___ Records shown

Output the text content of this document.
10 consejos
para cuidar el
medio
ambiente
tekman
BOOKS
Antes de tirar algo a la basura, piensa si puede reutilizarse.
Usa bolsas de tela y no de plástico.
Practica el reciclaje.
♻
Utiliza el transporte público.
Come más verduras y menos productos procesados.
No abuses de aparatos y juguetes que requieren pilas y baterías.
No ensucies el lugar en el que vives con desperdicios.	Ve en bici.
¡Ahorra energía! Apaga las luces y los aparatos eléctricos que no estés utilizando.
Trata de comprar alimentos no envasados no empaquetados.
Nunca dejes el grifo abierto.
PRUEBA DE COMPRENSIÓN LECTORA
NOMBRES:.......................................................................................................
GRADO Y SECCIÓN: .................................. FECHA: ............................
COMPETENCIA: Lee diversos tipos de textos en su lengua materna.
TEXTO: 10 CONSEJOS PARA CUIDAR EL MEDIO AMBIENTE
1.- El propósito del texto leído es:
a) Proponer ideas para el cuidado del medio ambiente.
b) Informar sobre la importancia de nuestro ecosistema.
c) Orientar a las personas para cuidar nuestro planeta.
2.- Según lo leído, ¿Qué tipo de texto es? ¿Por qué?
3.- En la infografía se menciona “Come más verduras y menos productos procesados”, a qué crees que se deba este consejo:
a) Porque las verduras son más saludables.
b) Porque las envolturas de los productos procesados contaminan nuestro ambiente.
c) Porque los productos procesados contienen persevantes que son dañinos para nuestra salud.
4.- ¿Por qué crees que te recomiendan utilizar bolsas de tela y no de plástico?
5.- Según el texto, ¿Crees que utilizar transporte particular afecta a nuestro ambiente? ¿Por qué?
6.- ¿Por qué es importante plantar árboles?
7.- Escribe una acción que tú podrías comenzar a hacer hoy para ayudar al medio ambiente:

______

Exercise details: Scan the records above for the string "bolsas", then select every line that holds it.

Response to the exercise:
Usa bolsas de tela y no de plástico.
4.- ¿Por qué crees que te recomiendan utilizar bolsas de tela y no de plástico?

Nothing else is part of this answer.